» **Exercise objective**:
Give the data below again exactly as it stands. Omit the pictures.

» **Data supplied**:
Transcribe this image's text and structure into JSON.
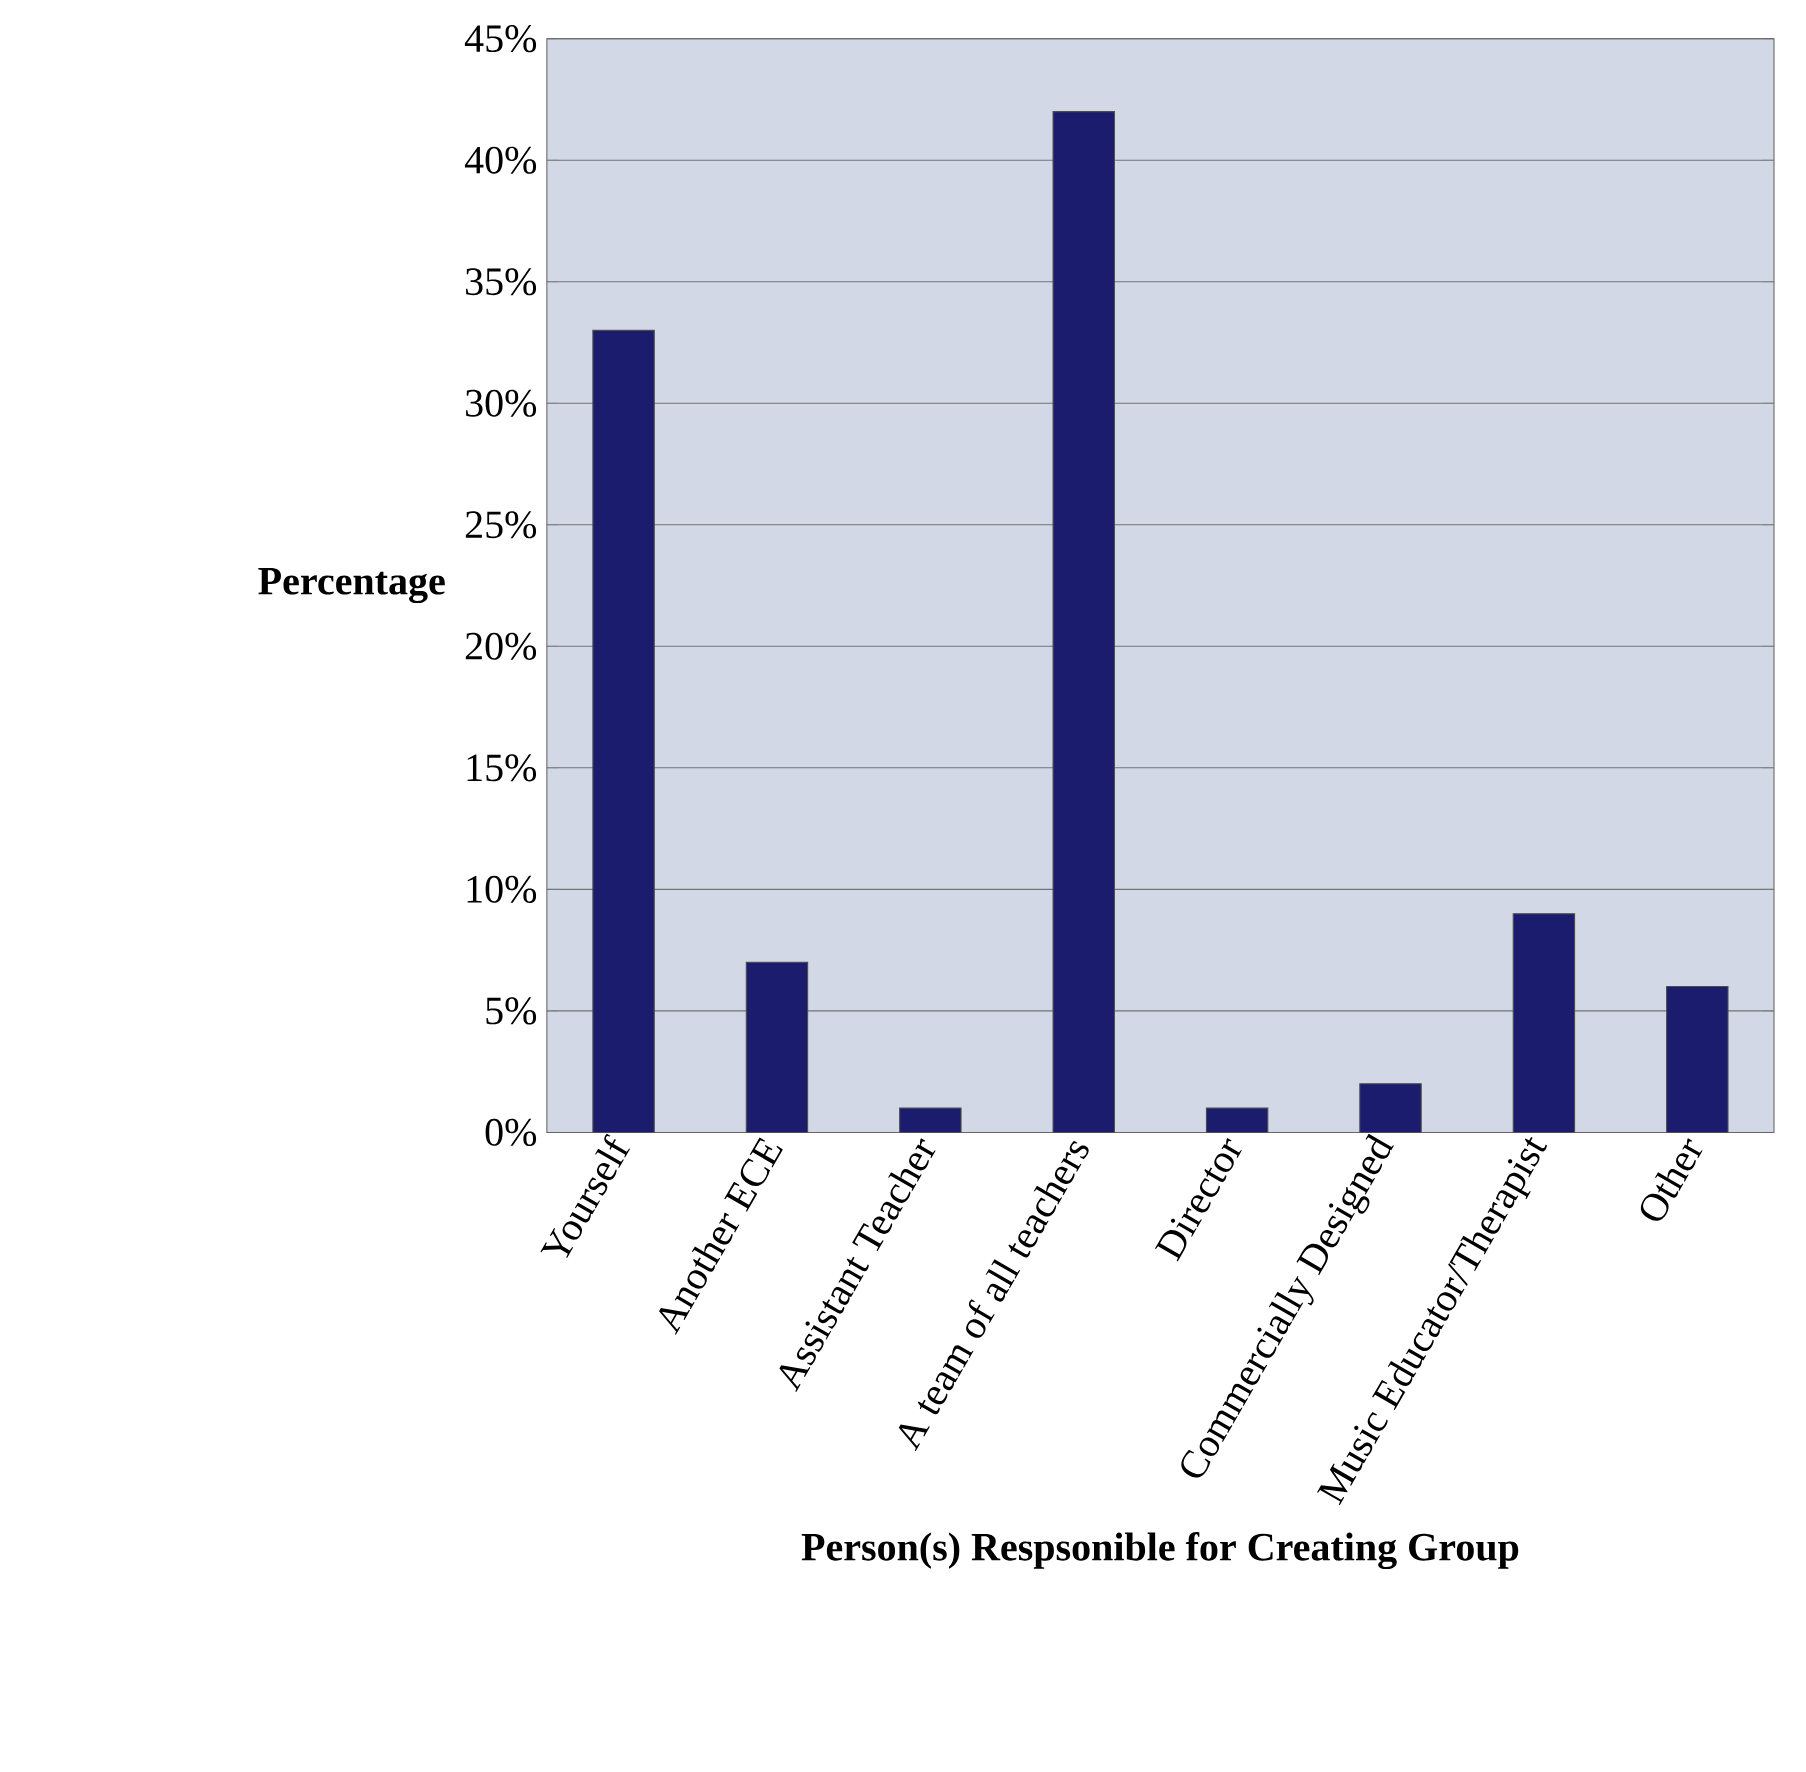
{
  "chart_data": {
    "type": "bar",
    "xlabel": "Person(s) Respsonible for Creating Group",
    "ylabel": "Percentage",
    "categories": [
      "Yourself",
      "Another ECE",
      "Assistant Teacher",
      "A team of all teachers",
      "Director",
      "Commercially Designed",
      "Music Educator/Therapist",
      "Other"
    ],
    "values": [
      33,
      7,
      1,
      42,
      1,
      2,
      9,
      6
    ],
    "color": "#1c1c6e",
    "ylim": [
      0,
      45
    ],
    "yticks": [
      {
        "value": 0,
        "label": "0%"
      },
      {
        "value": 5,
        "label": "5%"
      },
      {
        "value": 10,
        "label": "10%"
      },
      {
        "value": 15,
        "label": "15%"
      },
      {
        "value": 20,
        "label": "20%"
      },
      {
        "value": 25,
        "label": "25%"
      },
      {
        "value": 30,
        "label": "30%"
      },
      {
        "value": 35,
        "label": "35%"
      },
      {
        "value": 40,
        "label": "40%"
      },
      {
        "value": 45,
        "label": "45%"
      }
    ],
    "grid": "y"
  }
}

» **Reply**:
Transcribe this image's text and structure into JSON.
{
  "chart_data": {
    "type": "bar",
    "xlabel": "Person(s) Respsonible for Creating Group",
    "ylabel": "Percentage",
    "categories": [
      "Yourself",
      "Another ECE",
      "Assistant Teacher",
      "A team of all teachers",
      "Director",
      "Commercially Designed",
      "Music Educator/Therapist",
      "Other"
    ],
    "values": [
      33,
      7,
      1,
      42,
      1,
      2,
      9,
      6
    ],
    "color": "#1c1c6e",
    "ylim": [
      0,
      45
    ],
    "yticks": [
      {
        "value": 0,
        "label": "0%"
      },
      {
        "value": 5,
        "label": "5%"
      },
      {
        "value": 10,
        "label": "10%"
      },
      {
        "value": 15,
        "label": "15%"
      },
      {
        "value": 20,
        "label": "20%"
      },
      {
        "value": 25,
        "label": "25%"
      },
      {
        "value": 30,
        "label": "30%"
      },
      {
        "value": 35,
        "label": "35%"
      },
      {
        "value": 40,
        "label": "40%"
      },
      {
        "value": 45,
        "label": "45%"
      }
    ],
    "grid": "y"
  }
}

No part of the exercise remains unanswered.